## WHAT IS EXPECTED
Copy out all the lines exactly. Omit pictures.

** start of DATA TO USE **

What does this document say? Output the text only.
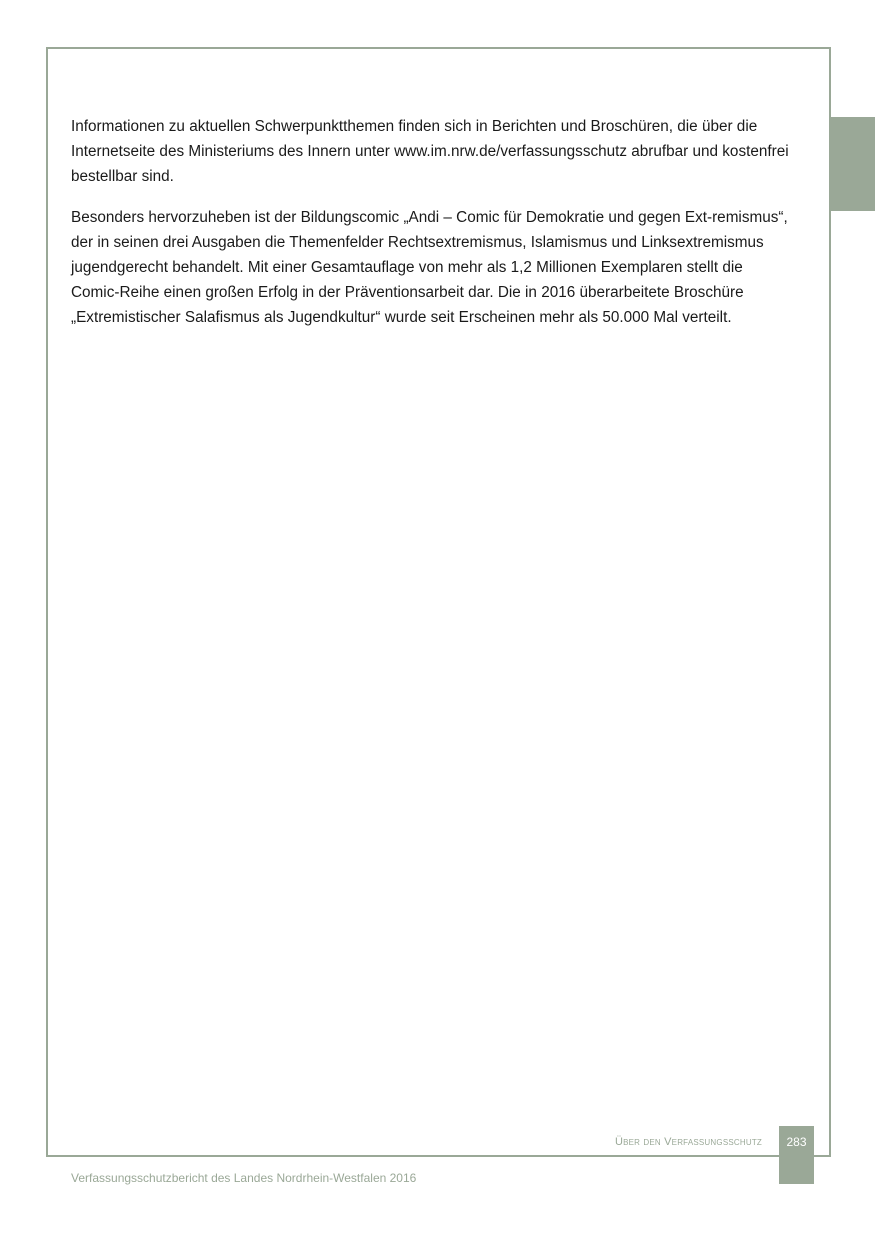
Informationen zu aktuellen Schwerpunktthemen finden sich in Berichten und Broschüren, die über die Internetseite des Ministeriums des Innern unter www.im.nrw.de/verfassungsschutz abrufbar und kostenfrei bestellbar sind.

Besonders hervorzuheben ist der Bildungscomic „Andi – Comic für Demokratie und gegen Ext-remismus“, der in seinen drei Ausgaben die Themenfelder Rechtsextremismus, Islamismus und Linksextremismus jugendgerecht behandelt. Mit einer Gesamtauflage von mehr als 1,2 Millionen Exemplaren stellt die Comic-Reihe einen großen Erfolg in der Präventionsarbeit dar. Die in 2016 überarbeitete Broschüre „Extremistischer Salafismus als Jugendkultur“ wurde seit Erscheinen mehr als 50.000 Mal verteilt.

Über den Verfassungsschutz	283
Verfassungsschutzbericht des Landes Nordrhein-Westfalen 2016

** end of DATA TO USE **

## PROBLEM SOLUTION
What does this document say? Output the text only.
Informationen zu aktuellen Schwerpunktthemen finden sich in Berichten und Broschüren, die über die Internetseite des Ministeriums des Innern unter www.im.nrw.de/verfassungsschutz abrufbar und kostenfrei bestellbar sind.

Besonders hervorzuheben ist der Bildungscomic „Andi – Comic für Demokratie und gegen Ext-remismus“, der in seinen drei Ausgaben die Themenfelder Rechtsextremismus, Islamismus und Linksextremismus jugendgerecht behandelt. Mit einer Gesamtauflage von mehr als 1,2 Millionen Exemplaren stellt die Comic-Reihe einen großen Erfolg in der Präventionsarbeit dar. Die in 2016 überarbeitete Broschüre „Extremistischer Salafismus als Jugendkultur“ wurde seit Erscheinen mehr als 50.000 Mal verteilt.

Über den Verfassungsschutz	283
Verfassungsschutzbericht des Landes Nordrhein-Westfalen 2016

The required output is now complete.